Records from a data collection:
━━━
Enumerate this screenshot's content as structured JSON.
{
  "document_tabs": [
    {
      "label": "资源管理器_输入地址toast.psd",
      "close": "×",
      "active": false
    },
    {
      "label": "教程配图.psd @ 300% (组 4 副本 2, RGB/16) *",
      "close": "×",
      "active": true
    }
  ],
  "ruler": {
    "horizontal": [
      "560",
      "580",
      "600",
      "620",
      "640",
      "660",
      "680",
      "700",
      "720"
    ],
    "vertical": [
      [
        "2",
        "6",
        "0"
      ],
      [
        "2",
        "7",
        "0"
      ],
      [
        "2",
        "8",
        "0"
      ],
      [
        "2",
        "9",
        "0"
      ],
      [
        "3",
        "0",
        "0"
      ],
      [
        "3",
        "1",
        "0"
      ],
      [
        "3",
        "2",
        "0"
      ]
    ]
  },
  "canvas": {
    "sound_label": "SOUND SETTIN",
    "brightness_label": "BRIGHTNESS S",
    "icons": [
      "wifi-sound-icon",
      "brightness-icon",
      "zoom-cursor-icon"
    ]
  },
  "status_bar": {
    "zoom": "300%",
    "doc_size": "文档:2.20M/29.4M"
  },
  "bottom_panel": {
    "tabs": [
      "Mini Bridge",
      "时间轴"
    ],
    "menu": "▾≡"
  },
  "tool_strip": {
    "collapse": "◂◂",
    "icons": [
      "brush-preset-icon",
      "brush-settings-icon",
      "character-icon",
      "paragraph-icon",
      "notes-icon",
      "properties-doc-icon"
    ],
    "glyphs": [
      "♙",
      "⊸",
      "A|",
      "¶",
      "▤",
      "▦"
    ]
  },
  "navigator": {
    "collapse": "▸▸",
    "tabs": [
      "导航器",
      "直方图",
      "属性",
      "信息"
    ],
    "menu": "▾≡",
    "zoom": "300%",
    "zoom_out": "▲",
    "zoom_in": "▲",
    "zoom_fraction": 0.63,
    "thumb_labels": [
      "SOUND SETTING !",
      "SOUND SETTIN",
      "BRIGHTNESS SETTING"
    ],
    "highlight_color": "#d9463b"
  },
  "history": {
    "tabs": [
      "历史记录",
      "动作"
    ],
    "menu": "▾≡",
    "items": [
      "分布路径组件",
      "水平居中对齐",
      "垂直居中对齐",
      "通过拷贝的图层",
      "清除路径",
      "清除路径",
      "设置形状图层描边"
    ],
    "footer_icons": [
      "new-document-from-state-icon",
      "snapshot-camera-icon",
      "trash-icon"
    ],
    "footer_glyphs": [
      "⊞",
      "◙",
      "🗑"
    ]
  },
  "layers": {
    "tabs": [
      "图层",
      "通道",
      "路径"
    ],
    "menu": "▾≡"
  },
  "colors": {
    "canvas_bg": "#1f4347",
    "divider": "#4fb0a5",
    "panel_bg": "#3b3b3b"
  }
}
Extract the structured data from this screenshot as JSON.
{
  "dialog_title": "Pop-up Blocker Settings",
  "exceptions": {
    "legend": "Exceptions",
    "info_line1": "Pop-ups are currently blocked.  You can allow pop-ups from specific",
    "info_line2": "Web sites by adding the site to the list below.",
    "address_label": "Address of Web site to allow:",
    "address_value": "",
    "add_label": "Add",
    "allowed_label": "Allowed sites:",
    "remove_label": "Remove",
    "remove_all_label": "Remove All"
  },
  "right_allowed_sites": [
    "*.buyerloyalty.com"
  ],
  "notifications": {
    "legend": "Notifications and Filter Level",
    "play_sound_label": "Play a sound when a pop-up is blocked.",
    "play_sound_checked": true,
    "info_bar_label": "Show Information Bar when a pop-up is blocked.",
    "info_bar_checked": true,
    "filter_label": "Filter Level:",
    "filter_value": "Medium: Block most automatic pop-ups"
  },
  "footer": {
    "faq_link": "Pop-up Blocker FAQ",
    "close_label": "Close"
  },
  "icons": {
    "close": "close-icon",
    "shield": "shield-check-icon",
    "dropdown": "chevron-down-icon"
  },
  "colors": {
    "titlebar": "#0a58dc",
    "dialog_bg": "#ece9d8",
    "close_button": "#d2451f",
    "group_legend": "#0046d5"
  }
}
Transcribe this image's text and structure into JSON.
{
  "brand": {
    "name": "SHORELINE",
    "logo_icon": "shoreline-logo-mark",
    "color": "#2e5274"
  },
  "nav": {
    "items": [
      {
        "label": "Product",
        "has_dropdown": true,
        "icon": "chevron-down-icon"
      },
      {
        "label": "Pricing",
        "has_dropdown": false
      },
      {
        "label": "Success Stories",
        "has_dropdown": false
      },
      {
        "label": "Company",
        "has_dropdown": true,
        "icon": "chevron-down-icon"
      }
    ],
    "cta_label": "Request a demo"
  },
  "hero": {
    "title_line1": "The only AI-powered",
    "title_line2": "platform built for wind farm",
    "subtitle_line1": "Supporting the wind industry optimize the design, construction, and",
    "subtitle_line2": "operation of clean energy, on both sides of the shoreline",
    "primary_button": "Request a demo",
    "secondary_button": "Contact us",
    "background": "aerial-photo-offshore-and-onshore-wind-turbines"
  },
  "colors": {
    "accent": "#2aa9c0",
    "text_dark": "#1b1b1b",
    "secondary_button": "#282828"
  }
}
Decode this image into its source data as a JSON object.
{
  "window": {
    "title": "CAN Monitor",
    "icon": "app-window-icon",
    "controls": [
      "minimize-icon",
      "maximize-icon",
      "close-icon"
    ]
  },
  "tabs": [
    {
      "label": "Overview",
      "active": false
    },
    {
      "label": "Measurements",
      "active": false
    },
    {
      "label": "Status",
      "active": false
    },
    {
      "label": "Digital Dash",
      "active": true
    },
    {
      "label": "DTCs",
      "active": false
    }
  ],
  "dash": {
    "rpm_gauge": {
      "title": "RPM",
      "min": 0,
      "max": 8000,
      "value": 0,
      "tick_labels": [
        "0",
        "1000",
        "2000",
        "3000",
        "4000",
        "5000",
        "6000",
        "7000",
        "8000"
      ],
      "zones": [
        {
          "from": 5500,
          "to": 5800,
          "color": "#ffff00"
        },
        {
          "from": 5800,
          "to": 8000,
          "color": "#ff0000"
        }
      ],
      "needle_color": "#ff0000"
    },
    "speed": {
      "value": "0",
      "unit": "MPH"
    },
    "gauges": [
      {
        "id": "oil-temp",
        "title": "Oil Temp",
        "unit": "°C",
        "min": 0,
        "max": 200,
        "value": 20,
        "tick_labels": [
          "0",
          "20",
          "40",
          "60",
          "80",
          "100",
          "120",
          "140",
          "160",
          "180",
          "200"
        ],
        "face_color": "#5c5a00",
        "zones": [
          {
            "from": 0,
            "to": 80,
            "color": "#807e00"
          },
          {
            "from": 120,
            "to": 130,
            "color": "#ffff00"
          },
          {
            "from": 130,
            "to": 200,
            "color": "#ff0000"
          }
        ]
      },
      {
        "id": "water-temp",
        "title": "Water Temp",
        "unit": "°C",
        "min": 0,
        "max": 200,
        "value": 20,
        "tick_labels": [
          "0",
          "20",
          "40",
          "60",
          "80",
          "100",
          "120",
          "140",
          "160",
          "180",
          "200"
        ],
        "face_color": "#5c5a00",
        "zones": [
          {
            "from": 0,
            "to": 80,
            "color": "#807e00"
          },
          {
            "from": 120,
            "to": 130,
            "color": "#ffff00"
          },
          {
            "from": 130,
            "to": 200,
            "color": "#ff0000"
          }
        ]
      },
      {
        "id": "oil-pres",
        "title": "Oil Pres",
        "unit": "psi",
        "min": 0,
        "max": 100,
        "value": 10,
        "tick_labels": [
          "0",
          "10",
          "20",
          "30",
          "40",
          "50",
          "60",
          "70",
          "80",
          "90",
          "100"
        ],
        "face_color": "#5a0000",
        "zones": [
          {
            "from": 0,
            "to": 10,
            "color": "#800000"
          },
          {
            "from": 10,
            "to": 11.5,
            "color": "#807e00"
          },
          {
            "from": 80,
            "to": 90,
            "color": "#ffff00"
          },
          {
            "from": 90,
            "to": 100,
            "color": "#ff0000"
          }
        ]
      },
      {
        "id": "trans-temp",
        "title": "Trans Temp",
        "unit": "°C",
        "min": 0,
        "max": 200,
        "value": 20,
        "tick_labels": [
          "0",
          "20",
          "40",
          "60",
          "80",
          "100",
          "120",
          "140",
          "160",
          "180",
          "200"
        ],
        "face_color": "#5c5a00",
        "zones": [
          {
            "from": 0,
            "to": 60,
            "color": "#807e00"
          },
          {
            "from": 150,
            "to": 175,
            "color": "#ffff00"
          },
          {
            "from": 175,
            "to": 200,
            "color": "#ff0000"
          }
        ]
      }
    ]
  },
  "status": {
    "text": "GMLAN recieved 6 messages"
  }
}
━━━
WHAT TO DO:
Take every line above carrying "Blocker" and return it.

RESPONSE TO THIS EXERCISE:
  "dialog_title": "Pop-up Blocker Settings",
    "faq_link": "Pop-up Blocker FAQ",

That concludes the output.